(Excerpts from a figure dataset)

******

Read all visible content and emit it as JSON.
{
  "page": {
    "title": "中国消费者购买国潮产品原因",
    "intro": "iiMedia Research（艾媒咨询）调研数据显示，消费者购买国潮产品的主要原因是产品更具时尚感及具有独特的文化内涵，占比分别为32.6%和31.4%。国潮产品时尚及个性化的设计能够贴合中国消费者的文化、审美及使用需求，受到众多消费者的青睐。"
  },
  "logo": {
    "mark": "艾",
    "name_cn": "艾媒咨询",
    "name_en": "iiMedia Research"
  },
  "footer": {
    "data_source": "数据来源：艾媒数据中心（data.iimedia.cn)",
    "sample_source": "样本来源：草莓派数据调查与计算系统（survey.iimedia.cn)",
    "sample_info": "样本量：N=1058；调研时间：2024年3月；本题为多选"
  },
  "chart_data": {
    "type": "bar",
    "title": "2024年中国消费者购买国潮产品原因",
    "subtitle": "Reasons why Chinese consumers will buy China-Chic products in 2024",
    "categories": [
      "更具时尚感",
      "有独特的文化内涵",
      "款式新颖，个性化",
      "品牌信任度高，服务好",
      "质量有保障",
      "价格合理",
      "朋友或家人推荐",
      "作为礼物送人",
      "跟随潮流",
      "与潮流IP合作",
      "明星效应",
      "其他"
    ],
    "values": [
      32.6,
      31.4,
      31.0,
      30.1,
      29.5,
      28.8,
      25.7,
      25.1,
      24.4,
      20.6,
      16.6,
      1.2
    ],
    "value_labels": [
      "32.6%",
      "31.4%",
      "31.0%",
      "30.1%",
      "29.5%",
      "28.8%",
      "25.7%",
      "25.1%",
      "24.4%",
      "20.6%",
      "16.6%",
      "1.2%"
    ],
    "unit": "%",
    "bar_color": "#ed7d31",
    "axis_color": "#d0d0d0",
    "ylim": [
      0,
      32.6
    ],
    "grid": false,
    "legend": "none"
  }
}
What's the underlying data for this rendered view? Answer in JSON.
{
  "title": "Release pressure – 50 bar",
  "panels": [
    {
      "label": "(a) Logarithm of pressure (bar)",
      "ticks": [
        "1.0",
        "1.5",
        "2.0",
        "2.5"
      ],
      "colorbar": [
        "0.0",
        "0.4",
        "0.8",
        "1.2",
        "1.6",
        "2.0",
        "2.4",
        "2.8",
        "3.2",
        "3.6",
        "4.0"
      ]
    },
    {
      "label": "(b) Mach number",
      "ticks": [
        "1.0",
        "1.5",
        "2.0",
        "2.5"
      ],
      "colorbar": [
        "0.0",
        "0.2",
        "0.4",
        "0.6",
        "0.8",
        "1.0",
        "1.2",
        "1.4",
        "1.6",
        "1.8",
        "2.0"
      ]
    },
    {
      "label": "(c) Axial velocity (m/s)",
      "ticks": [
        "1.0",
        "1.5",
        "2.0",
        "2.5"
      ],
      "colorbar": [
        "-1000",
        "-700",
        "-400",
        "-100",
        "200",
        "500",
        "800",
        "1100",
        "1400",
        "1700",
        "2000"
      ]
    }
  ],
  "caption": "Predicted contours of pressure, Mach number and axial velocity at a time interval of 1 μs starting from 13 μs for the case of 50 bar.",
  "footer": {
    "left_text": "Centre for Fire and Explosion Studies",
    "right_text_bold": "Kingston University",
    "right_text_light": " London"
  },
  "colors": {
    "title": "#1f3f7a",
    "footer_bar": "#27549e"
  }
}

******

STATED PROBLEM
Take each line of the material that contains the word "pressure" and list it.

FINISHED TASK
  "title": "Release pressure – 50 bar",
      "label": "(a) Logarithm of pressure (bar)",
  "caption": "Predicted contours of pressure, Mach number and axial velocity at a time interval of 1 μs starting from 13 μs for the case of 50 bar.",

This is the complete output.